> [Task instructions] Reproduce word for word every line of the records from the one containing "table: diff results: Host" down to the one containing "panel: vendor legend: ASUSTek", including both of those lines.

> [Entries supplied]
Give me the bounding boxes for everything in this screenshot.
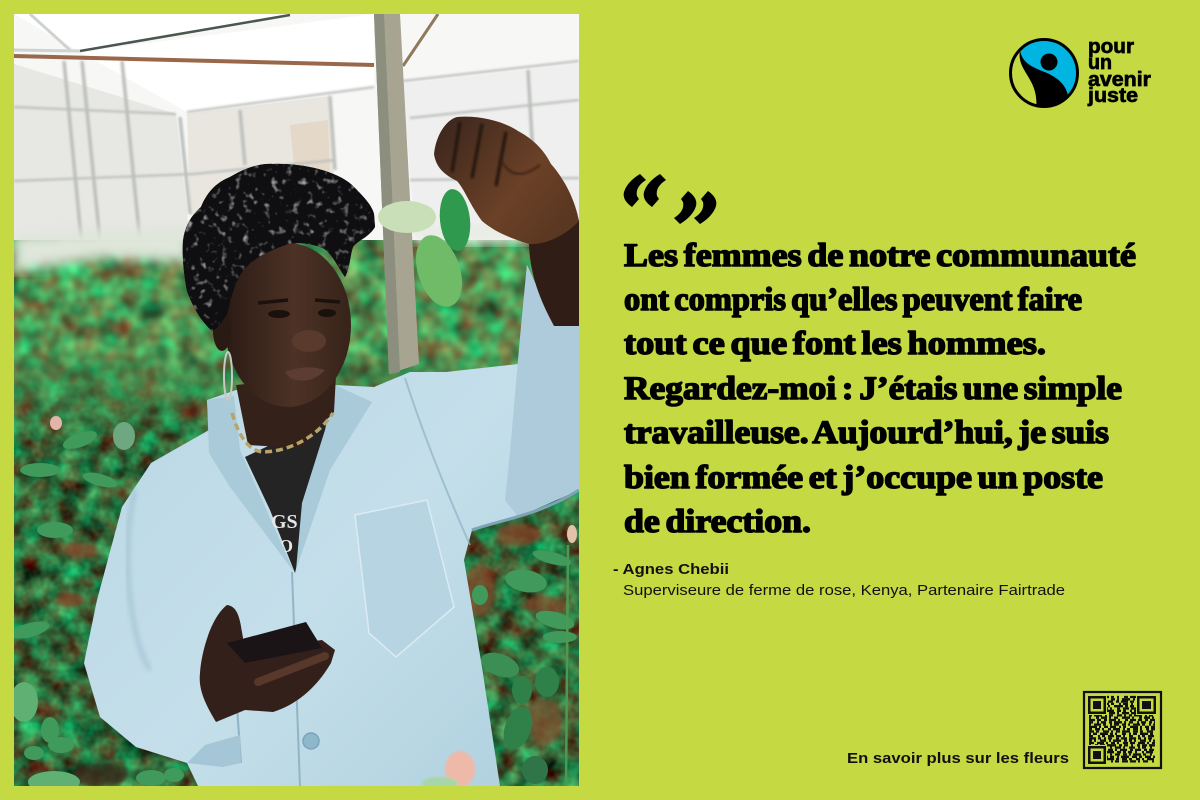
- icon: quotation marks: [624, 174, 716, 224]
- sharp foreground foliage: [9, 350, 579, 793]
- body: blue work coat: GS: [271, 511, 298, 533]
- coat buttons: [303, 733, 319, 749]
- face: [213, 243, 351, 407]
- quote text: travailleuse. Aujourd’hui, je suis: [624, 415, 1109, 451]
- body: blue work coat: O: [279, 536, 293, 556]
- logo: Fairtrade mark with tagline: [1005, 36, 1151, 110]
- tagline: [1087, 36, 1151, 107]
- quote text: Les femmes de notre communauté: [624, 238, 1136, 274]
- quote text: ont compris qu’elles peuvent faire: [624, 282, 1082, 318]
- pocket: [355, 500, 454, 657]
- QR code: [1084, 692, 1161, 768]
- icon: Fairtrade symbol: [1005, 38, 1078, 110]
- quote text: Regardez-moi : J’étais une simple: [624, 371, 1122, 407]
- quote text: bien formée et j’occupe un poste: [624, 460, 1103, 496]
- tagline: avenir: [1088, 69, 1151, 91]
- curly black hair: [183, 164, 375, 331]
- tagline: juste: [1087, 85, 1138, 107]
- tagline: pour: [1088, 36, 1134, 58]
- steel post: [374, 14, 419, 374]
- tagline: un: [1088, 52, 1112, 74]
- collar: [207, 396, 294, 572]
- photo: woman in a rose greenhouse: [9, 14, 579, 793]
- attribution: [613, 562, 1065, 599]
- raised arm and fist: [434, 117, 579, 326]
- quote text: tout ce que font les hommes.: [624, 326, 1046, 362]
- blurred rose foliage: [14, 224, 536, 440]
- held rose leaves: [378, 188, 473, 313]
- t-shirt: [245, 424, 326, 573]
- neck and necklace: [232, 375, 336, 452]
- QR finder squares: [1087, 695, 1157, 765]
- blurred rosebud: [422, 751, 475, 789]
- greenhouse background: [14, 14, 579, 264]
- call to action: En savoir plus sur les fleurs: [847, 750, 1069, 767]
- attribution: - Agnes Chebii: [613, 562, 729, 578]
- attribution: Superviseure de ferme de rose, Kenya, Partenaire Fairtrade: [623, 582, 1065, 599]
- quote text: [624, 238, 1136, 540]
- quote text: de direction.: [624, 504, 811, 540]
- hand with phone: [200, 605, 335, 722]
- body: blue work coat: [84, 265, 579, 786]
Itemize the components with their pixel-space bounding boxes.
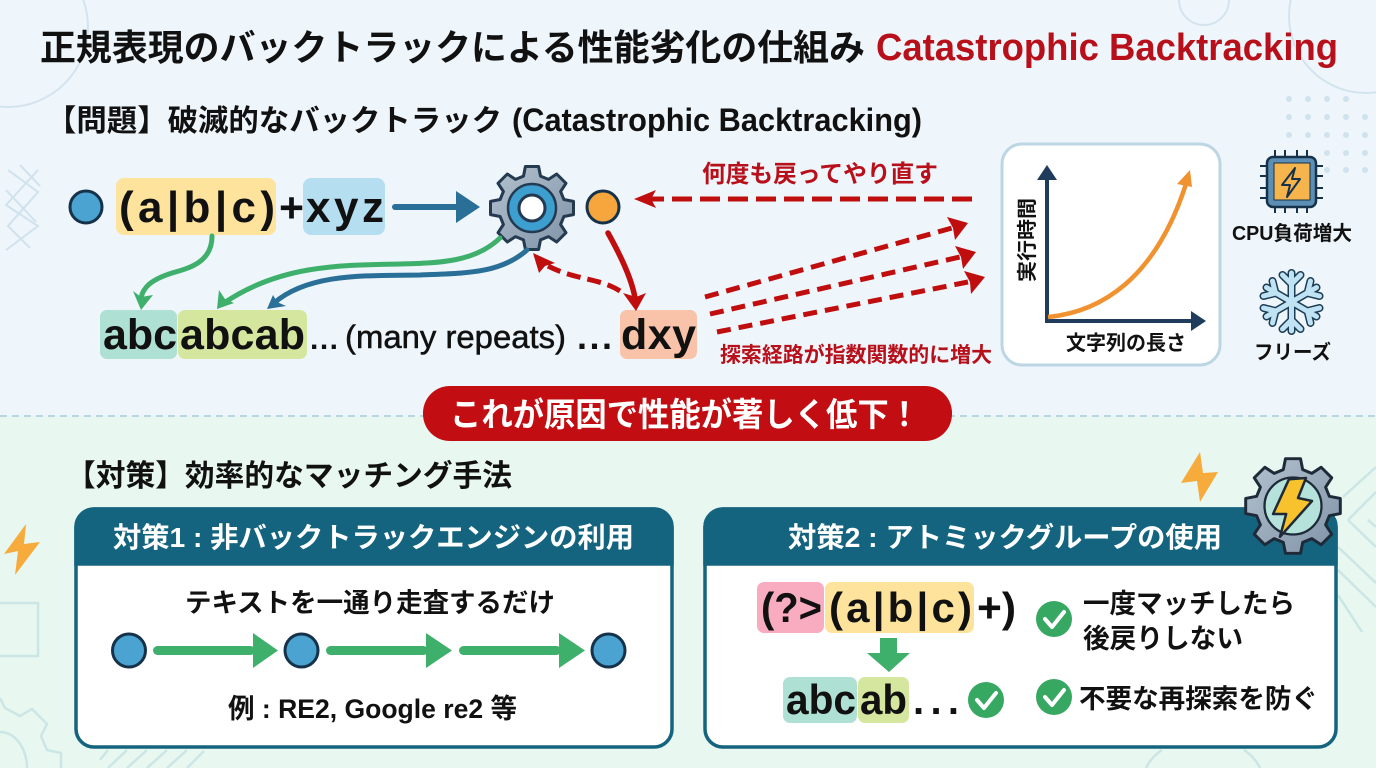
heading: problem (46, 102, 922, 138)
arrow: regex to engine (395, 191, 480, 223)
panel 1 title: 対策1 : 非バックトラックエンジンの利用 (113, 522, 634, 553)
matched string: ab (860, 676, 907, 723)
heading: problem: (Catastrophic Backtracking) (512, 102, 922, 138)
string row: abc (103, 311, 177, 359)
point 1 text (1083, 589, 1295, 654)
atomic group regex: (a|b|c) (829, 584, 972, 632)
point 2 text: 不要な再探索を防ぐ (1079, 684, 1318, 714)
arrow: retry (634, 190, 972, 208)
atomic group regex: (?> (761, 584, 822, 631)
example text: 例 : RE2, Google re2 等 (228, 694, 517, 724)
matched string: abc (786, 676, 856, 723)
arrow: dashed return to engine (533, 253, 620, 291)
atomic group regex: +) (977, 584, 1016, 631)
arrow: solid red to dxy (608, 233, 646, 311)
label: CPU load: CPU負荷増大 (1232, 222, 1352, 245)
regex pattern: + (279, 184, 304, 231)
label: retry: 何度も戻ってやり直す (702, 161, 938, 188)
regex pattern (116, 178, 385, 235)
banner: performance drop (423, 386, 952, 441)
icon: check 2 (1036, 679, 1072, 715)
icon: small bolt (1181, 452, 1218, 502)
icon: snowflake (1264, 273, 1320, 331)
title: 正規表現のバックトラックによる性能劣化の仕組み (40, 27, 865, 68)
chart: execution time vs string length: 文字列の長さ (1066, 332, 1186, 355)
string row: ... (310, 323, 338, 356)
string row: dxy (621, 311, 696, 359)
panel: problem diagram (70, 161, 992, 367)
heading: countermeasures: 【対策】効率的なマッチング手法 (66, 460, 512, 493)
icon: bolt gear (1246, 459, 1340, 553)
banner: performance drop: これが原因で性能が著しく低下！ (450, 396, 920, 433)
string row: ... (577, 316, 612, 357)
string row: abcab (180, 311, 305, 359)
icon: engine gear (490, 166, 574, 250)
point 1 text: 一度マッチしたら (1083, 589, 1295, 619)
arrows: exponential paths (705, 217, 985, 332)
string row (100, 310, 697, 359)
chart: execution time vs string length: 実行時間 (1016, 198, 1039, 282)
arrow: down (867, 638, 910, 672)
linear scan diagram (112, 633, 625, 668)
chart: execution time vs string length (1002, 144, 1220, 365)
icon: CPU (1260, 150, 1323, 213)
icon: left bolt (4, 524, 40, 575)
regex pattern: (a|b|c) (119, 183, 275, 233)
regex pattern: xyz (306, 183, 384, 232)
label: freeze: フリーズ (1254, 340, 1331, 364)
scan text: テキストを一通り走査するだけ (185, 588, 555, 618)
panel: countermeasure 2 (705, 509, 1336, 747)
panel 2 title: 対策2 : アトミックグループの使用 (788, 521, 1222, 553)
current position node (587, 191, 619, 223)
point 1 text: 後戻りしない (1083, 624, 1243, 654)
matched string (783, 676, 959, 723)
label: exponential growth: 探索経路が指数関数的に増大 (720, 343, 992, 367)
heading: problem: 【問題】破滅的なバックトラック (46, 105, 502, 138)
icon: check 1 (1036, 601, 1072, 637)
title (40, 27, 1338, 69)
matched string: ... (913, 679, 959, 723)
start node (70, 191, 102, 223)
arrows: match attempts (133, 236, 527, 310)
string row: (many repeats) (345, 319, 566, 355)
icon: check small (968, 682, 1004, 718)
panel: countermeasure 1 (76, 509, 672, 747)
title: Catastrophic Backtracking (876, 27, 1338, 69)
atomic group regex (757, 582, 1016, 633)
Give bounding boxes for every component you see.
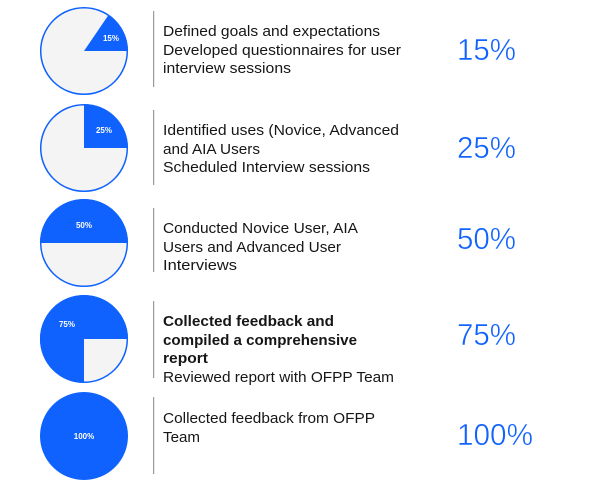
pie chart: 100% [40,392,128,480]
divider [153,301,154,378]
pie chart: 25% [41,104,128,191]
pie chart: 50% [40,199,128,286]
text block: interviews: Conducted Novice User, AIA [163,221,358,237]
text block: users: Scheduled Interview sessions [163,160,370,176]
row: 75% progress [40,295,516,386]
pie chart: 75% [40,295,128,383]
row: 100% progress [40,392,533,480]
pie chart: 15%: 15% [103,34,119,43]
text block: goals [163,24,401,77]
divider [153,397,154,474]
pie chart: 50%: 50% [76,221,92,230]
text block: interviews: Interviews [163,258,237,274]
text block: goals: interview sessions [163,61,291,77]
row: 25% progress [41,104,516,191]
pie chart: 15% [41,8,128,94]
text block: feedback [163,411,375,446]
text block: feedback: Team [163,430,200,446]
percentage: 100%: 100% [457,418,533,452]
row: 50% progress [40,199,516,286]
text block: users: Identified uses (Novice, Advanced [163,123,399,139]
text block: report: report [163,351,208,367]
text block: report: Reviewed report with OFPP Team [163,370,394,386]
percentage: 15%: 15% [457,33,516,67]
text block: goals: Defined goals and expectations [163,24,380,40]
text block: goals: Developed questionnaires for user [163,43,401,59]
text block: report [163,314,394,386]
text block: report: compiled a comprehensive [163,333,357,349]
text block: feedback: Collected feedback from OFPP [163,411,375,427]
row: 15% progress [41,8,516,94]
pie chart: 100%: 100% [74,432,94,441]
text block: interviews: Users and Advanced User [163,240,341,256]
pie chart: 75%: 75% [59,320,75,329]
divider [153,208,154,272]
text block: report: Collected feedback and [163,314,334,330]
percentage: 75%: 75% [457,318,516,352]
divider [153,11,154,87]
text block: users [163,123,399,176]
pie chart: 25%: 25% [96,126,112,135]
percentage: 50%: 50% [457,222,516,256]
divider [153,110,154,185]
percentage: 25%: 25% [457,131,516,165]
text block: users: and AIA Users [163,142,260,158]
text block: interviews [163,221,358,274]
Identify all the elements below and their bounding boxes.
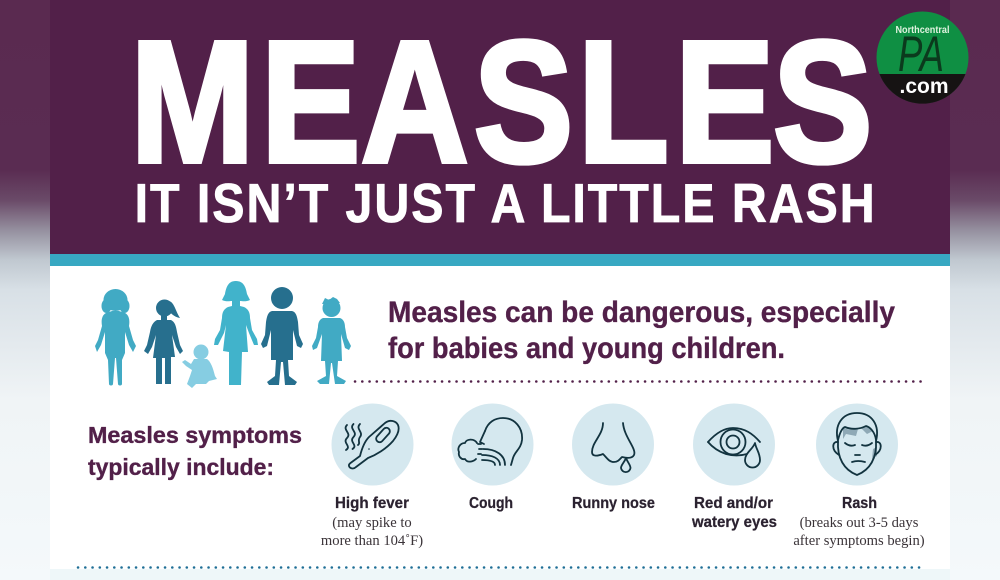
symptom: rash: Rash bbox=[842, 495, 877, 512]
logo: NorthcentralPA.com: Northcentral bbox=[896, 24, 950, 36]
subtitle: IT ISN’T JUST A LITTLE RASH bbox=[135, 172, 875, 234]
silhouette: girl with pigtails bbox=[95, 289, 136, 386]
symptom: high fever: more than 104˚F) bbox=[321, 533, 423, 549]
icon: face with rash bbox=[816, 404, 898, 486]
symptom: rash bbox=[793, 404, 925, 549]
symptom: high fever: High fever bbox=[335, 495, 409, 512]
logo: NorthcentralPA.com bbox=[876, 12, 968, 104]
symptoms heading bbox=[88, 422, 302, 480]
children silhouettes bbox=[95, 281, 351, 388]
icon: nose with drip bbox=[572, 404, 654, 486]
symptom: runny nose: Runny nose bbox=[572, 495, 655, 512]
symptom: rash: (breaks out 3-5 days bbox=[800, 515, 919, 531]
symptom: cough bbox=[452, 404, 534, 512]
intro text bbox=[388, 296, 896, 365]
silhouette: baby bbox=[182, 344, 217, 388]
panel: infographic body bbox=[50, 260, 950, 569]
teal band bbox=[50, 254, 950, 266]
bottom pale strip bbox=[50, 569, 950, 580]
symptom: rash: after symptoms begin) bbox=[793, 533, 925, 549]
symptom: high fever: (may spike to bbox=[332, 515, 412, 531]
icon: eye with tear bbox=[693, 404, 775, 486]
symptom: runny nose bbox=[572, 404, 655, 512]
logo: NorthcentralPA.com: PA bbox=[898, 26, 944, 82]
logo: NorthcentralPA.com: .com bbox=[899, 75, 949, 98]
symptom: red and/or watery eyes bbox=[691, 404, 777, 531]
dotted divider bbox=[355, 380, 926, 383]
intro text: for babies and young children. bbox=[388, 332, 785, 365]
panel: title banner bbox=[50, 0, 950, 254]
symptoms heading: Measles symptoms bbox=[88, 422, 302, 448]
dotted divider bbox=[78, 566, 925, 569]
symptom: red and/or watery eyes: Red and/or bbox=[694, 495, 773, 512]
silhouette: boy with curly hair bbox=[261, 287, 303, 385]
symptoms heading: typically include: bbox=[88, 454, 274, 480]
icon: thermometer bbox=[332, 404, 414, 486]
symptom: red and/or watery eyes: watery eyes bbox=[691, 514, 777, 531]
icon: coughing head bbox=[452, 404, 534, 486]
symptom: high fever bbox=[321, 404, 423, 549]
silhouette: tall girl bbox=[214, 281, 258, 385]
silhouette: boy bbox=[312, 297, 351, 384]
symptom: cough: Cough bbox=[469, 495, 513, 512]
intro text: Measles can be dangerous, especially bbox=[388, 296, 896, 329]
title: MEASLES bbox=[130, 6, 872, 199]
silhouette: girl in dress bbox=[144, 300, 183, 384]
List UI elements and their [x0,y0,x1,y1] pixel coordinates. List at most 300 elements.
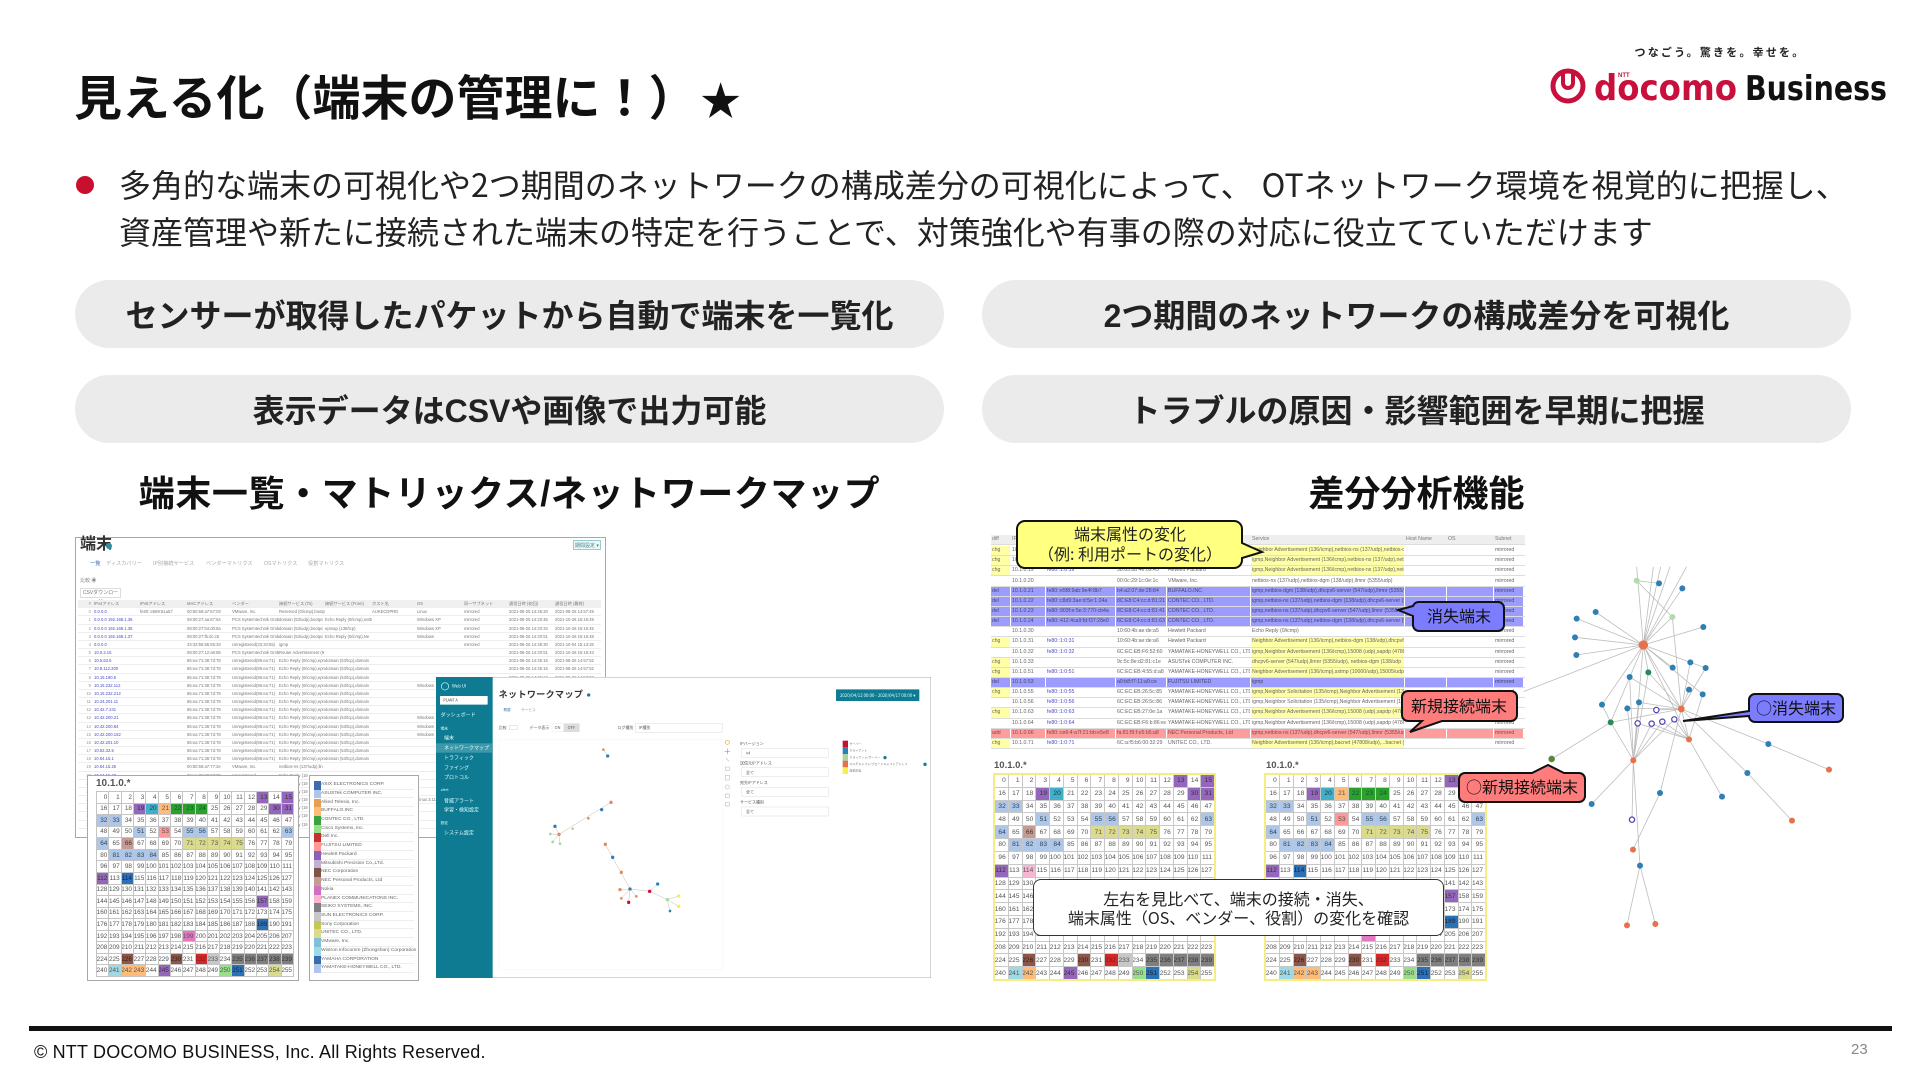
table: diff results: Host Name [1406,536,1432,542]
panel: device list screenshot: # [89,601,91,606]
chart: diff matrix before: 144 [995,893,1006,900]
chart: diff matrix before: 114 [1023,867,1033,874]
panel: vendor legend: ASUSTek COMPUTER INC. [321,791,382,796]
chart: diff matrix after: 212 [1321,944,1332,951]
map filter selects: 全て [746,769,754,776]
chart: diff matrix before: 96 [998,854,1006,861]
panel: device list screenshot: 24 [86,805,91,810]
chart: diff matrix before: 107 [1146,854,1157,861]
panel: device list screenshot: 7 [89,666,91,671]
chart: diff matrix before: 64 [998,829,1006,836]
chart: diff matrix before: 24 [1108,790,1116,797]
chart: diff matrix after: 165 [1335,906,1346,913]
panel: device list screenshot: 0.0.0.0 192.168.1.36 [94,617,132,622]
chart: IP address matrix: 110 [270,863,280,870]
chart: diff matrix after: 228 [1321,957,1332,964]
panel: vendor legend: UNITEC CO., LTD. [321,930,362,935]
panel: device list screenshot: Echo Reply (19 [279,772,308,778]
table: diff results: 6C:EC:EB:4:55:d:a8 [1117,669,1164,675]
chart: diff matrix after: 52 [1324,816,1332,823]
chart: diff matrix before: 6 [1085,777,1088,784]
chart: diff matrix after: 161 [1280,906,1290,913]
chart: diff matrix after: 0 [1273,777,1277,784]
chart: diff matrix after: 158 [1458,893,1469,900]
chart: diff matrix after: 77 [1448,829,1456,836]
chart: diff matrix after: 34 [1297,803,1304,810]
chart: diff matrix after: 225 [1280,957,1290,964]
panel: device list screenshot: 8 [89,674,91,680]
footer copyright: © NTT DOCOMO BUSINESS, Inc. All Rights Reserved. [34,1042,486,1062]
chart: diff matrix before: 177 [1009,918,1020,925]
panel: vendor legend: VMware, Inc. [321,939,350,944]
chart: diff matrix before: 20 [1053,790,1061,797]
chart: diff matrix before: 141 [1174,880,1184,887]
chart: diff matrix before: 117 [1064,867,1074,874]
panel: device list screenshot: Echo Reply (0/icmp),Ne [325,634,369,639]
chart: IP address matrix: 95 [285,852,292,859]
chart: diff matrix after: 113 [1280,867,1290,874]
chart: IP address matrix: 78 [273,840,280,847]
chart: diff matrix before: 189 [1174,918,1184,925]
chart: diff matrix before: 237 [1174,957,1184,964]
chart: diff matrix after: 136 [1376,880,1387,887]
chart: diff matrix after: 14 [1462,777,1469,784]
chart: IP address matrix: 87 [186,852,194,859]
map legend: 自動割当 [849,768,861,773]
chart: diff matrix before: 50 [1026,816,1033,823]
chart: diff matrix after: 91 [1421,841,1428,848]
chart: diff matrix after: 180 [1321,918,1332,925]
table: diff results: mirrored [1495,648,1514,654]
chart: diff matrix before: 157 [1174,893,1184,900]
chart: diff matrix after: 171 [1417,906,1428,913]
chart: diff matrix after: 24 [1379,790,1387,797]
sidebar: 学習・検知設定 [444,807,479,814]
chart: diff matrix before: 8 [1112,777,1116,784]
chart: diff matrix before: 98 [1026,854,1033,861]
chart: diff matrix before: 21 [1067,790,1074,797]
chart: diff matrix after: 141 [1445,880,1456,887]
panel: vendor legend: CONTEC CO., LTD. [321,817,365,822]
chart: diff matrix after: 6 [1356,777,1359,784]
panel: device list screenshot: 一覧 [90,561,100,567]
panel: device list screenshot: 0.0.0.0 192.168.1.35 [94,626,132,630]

> [Expected answer]
table: diff results: Host Name [1406,536,1432,542]
panel: device list screenshot: # [89,601,91,606]
chart: diff matrix before: 144 [995,893,1006,900]
chart: diff matrix before: 114 [1023,867,1033,874]
panel: vendor legend: ASUSTek COMPUTER INC. [321,791,382,796]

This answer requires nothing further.